BEGIN Passage

[Infowarrior] - NSA: It Would Violate Your Privacy to Say If We Spied on You
Richard Forno
rforno at infowarrior.org
Mon Jun 18 18:18:30 CDT 2012
Danger Room (Wired.com)
June 18, 2012
NSA: It Would Violate Your Privacy to Say If We Spied on You
By Spencer Ackerman
http://www.wired.com/dangerroom/
The surveillance experts at the National Security Agency won’t tell two
powerful United States Senators how many Americans have had their
communications picked up by the agency as part of its sweeping new
counterterrorism powers. The reason: it would violate your privacy to say
so.
That claim comes in a short letter sent Monday to civil libertarian Senators
Ron Wyden and Mark Udall. The two members of the Senate’s intelligence
oversight committee asked the NSA a simple question last month: under the
broad powers granted in 2008′s expansion of the Foreign Intelligence
Surveillance Act, how many persons inside the United States have been spied
upon by the NSA?

END Passage

● Goals:
1/ In the NSA article, which two senators received the agency's letter?
2/ Write the next part of the article about the NSA letter, picking up after its last sentence.

BEGIN Dataset extract

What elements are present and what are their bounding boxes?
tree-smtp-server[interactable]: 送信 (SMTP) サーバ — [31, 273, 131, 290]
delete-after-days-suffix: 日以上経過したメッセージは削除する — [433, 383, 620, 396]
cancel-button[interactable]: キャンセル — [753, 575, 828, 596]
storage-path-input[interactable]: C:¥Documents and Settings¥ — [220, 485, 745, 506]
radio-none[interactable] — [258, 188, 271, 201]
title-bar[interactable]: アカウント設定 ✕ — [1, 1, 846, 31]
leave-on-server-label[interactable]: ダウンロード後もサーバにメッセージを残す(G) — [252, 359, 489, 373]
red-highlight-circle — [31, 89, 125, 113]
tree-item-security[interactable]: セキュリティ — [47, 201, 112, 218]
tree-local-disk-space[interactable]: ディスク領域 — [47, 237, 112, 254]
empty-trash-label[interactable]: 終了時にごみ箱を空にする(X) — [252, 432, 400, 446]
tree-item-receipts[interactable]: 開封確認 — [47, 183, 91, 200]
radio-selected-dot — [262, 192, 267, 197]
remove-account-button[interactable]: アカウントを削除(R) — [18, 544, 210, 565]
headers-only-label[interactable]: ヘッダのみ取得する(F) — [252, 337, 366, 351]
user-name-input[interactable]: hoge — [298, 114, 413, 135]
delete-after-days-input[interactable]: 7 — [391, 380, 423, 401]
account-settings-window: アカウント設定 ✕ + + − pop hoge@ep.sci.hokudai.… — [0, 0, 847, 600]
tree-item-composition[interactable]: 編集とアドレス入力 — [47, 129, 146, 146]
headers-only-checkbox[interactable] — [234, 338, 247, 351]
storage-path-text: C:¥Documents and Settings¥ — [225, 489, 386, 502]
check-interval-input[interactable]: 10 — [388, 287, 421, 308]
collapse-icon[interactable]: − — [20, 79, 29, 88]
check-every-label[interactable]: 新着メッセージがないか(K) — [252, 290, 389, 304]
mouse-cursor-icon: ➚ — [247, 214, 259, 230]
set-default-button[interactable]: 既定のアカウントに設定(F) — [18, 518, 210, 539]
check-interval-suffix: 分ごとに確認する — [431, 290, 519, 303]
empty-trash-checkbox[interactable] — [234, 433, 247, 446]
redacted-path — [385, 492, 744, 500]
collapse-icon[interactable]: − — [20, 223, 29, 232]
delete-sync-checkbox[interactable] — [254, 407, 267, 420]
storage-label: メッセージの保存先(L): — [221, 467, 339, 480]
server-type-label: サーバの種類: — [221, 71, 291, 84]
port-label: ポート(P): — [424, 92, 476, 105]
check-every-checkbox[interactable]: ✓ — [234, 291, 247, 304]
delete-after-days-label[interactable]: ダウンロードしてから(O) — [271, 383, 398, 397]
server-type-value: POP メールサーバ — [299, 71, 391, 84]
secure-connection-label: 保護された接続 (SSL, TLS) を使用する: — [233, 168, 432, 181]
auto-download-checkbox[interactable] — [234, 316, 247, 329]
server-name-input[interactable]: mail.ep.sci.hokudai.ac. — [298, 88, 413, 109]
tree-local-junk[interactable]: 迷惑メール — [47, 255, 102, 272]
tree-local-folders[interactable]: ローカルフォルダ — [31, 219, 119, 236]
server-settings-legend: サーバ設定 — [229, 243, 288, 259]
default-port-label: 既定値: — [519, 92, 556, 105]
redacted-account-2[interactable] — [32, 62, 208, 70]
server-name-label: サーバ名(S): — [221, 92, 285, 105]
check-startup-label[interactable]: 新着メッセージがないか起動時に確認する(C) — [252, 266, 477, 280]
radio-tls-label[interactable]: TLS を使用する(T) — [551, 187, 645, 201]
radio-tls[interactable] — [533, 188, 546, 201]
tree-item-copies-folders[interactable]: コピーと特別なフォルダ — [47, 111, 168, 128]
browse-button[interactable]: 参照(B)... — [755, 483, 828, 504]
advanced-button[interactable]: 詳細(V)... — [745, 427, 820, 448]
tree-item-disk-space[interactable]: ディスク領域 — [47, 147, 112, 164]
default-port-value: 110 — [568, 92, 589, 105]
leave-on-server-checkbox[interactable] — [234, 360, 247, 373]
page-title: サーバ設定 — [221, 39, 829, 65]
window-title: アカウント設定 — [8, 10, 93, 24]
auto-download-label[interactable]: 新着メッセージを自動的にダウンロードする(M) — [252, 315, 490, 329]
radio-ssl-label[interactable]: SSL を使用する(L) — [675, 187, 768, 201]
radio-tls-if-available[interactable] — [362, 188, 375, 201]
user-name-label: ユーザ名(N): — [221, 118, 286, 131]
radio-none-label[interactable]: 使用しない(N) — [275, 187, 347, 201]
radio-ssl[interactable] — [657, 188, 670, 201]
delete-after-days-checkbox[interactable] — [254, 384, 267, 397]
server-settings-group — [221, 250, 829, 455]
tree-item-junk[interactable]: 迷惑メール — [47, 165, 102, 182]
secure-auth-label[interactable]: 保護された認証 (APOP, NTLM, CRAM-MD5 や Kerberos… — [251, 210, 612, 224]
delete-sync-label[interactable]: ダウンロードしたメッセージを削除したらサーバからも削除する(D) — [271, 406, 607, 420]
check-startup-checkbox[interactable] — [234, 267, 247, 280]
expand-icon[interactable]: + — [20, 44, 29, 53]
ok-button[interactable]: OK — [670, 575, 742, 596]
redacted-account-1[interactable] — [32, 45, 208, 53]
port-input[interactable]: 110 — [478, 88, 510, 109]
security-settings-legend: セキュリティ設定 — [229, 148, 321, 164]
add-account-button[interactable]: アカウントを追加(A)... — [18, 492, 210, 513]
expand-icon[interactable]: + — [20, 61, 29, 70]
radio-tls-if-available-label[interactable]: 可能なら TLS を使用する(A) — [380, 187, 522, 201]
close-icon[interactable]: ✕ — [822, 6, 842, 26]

END Dataset extract

● Responses for each task:
1/ Ron Wyden and Mark Udall.

2/
The query bounced around the intelligence bureaucracy until it reached I.
Charles McCullough, the Inspector General of the Office of the Director of
National Intelligence, the nominal head of the 16 U.S. spy agencies. In a
letter acquired by Danger Room, McCullough told the senators that the NSA
inspector general “and NSA leadership agreed that an IG review of the sort
suggested would further violate the privacy of U.S. persons,” McCullough
wrote.
“All that Senator Udall and I are asking for is a ballpark estimate of how
many Americans have been monitored under this law, and it is disappointing
that the Inspectors General cannot provide it,” Wyden told Danger Room on
Monday. “If no one will even estimate how many Americans have had their
communications collected under this law then it is all the more important
that Congress act to close the ‘back door searches’ loophole, to keep the
government from searching for Americans’ phone calls and emails without a
warrant.”
What’s more, McCullough argued, giving such a figure of how many Americans
were spied on was “beyond the capacity” of the NSA’s in-house watchdog ― and
to rectify it would require “imped[ing]” the very spy missions that concern
Wyden and Udall. “I defer to [the NSA inspector general's] conclusion that
obtaining such an estimate was beyond the capacity of his office and
dedicating sufficient additional resources would likely impede the NSA’s
mission,” McCullough wrote.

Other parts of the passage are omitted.